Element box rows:
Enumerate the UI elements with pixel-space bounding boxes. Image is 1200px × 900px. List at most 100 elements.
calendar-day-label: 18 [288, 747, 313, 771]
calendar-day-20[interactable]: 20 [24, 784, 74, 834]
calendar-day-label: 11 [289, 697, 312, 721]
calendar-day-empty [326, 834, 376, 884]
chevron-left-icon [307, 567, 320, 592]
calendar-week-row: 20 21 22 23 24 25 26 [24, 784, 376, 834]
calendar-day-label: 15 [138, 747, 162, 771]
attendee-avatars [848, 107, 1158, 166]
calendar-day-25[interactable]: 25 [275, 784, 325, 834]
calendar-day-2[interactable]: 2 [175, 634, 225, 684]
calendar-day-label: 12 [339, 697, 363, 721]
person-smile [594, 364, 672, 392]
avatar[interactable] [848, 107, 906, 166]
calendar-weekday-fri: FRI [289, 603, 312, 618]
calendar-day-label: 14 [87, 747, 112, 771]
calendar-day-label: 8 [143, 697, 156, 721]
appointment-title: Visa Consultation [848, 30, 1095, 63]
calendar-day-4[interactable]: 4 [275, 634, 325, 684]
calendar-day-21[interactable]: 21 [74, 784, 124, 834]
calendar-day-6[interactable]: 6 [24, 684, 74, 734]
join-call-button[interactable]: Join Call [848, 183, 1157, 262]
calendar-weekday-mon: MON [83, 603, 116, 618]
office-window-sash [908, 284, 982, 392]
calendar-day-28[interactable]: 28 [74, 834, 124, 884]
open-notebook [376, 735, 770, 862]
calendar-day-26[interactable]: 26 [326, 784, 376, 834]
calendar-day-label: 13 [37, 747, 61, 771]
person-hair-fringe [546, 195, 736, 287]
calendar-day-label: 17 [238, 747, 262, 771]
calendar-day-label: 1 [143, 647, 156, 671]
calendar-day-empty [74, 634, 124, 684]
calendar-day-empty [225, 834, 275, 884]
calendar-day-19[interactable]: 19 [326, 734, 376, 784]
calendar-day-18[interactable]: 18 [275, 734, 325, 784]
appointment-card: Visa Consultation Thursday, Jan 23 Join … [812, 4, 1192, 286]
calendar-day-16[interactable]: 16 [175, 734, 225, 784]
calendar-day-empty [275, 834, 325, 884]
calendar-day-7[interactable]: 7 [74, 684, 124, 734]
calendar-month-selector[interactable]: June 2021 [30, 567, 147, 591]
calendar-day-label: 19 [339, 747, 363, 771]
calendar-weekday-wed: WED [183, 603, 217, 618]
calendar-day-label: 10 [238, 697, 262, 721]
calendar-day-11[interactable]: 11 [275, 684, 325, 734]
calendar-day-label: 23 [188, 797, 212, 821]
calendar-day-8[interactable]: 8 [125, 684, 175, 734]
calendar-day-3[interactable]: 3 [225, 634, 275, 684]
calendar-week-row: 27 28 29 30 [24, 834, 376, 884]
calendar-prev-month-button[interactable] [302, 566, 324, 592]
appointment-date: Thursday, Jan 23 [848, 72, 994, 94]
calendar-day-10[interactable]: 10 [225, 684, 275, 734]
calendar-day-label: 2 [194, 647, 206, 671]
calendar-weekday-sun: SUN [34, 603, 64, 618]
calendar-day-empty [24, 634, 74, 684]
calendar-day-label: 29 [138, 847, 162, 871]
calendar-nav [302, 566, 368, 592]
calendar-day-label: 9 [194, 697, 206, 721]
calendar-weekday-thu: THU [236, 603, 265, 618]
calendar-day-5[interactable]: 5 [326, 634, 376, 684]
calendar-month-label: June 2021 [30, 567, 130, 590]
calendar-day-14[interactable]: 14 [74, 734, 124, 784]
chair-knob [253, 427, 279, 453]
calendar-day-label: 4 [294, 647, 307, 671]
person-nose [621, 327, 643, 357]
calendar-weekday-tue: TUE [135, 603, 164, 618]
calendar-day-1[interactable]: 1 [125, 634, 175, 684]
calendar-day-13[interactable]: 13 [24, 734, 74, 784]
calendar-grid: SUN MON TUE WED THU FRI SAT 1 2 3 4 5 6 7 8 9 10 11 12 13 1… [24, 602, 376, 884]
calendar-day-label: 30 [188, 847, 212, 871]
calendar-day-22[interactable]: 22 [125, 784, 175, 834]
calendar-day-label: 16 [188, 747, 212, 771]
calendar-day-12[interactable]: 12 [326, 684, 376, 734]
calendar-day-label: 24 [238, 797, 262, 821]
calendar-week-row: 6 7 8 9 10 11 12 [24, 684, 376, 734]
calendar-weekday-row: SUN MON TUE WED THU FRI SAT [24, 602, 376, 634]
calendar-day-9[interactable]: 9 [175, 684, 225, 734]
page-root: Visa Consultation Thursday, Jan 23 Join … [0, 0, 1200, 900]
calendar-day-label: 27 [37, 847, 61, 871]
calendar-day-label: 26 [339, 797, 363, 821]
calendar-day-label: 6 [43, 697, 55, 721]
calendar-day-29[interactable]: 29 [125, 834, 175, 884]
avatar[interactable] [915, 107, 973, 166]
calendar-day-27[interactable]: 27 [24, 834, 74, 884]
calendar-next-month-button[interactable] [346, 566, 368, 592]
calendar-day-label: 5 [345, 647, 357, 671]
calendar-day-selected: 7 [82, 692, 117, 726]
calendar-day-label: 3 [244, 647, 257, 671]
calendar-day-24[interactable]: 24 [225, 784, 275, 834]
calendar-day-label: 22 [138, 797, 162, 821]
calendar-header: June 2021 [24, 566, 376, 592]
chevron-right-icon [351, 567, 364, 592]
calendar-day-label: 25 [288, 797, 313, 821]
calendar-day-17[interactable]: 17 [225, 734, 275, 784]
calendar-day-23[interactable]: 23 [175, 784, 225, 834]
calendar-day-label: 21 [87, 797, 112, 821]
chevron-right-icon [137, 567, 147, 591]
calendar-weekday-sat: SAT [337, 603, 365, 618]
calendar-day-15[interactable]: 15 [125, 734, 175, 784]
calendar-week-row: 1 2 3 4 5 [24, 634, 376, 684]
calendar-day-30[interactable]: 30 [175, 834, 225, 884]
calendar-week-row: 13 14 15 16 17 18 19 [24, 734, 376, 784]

Objective:
Return, unchanged, the rows running from the first one through the line that contains "chevron-left-icon [307, 567, 320, 592]", with both ends included.

Result:
Enumerate the UI elements with pixel-space bounding boxes. Image is 1200px × 900px. List at most 100 elements.
calendar-day-label: 18 [288, 747, 313, 771]
calendar-day-20[interactable]: 20 [24, 784, 74, 834]
calendar-day-label: 11 [289, 697, 312, 721]
calendar-day-empty [326, 834, 376, 884]
chevron-left-icon [307, 567, 320, 592]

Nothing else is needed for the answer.